What you will do:
Return the lines below that carry the word "determination".

:: Dataset records

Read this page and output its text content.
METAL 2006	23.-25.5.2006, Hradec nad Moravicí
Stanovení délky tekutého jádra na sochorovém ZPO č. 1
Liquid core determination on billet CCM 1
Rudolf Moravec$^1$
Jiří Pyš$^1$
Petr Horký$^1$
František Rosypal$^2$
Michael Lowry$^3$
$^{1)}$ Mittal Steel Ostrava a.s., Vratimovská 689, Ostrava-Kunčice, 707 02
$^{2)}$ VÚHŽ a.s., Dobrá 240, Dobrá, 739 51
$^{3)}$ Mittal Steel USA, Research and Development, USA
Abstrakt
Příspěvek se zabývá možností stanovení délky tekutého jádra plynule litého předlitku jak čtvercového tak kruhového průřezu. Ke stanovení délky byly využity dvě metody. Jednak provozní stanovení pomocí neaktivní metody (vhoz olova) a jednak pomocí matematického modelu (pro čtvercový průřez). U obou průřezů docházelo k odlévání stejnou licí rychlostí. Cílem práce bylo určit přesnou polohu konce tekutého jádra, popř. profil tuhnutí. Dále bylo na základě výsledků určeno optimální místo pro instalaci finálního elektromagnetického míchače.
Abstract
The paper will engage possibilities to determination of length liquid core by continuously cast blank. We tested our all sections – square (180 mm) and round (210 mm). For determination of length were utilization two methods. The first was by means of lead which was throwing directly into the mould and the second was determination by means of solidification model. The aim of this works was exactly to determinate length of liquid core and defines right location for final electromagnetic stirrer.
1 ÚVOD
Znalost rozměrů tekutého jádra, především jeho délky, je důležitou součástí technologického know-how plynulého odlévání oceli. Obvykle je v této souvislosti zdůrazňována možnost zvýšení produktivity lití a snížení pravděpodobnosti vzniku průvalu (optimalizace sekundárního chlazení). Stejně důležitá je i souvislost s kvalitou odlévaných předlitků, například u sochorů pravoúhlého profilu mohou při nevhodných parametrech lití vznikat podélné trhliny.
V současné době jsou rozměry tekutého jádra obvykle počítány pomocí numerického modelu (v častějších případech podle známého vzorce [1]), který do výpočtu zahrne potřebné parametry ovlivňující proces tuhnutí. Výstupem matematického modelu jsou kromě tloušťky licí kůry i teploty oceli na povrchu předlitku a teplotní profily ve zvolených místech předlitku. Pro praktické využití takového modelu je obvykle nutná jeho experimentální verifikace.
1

::::

In response:
Liquid core determination on billet CCM 1
The paper will engage possibilities to determination of length liquid core by continuously cast blank. We tested our all sections – square (180 mm) and round (210 mm). For determination of length were utilization two methods. The first was by means of lead which was throwing directly into the mould and the second was determination by means of solidification model. The aim of this works was exactly to determinate length of liquid core and defines right location for final electromagnetic stirrer.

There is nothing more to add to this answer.